Collection entries
· · · · · · ·

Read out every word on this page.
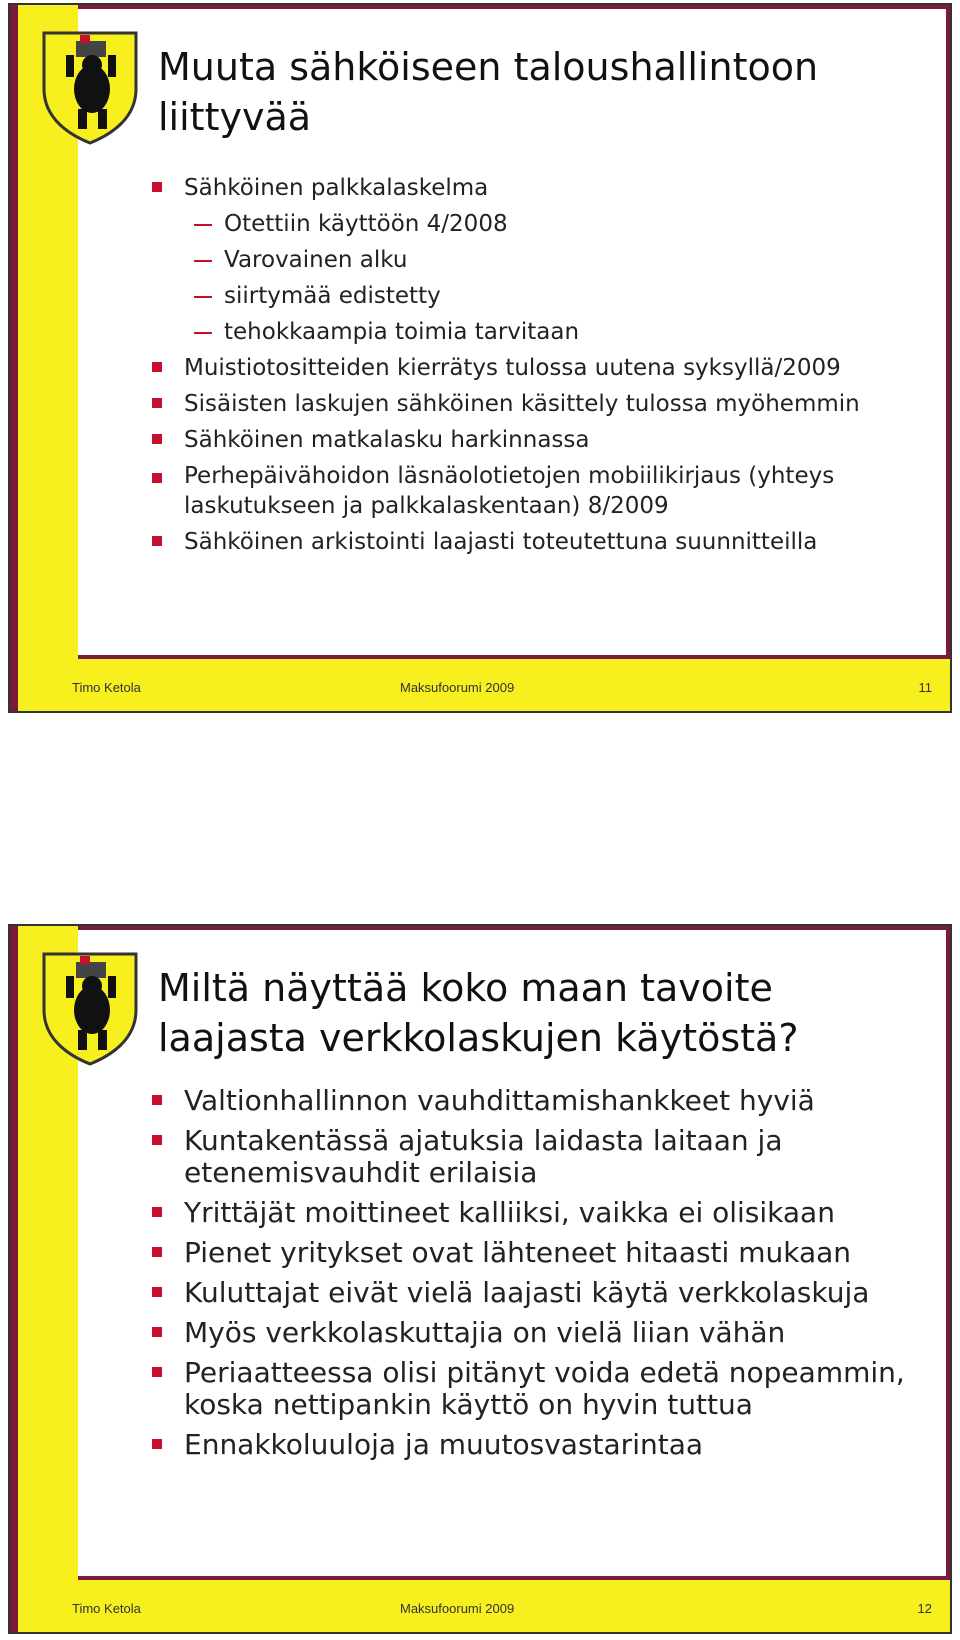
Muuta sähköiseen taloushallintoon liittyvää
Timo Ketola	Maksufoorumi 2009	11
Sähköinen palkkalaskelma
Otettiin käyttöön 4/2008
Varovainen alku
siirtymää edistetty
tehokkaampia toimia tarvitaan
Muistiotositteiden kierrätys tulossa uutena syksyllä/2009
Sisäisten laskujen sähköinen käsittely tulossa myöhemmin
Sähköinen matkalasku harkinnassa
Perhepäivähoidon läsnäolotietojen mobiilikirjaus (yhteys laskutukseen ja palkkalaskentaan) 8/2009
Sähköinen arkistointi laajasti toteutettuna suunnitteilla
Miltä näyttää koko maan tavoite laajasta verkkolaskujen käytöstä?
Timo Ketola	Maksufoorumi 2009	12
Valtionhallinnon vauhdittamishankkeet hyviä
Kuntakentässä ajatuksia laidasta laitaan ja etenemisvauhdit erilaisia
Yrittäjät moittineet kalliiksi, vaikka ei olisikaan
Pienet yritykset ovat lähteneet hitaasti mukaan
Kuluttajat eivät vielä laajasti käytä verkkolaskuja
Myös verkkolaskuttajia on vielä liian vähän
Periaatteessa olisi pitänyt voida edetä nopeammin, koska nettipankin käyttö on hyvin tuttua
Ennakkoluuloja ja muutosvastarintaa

· · · · · · ·

* Problem description
Please set down each line of the data above exactly as written, without the pictures.

* Response to this task
Read out every word on this page.
Muuta sähköiseen taloushallintoon liittyvää
Timo Ketola	Maksufoorumi 2009	11
Sähköinen palkkalaskelma
Otettiin käyttöön 4/2008
Varovainen alku
siirtymää edistetty
tehokkaampia toimia tarvitaan
Muistiotositteiden kierrätys tulossa uutena syksyllä/2009
Sisäisten laskujen sähköinen käsittely tulossa myöhemmin
Sähköinen matkalasku harkinnassa
Perhepäivähoidon läsnäolotietojen mobiilikirjaus (yhteys laskutukseen ja palkkalaskentaan) 8/2009
Sähköinen arkistointi laajasti toteutettuna suunnitteilla
Miltä näyttää koko maan tavoite laajasta verkkolaskujen käytöstä?
Timo Ketola	Maksufoorumi 2009	12
Valtionhallinnon vauhdittamishankkeet hyviä
Kuntakentässä ajatuksia laidasta laitaan ja etenemisvauhdit erilaisia
Yrittäjät moittineet kalliiksi, vaikka ei olisikaan
Pienet yritykset ovat lähteneet hitaasti mukaan
Kuluttajat eivät vielä laajasti käytä verkkolaskuja
Myös verkkolaskuttajia on vielä liian vähän
Periaatteessa olisi pitänyt voida edetä nopeammin, koska nettipankin käyttö on hyvin tuttua
Ennakkoluuloja ja muutosvastarintaa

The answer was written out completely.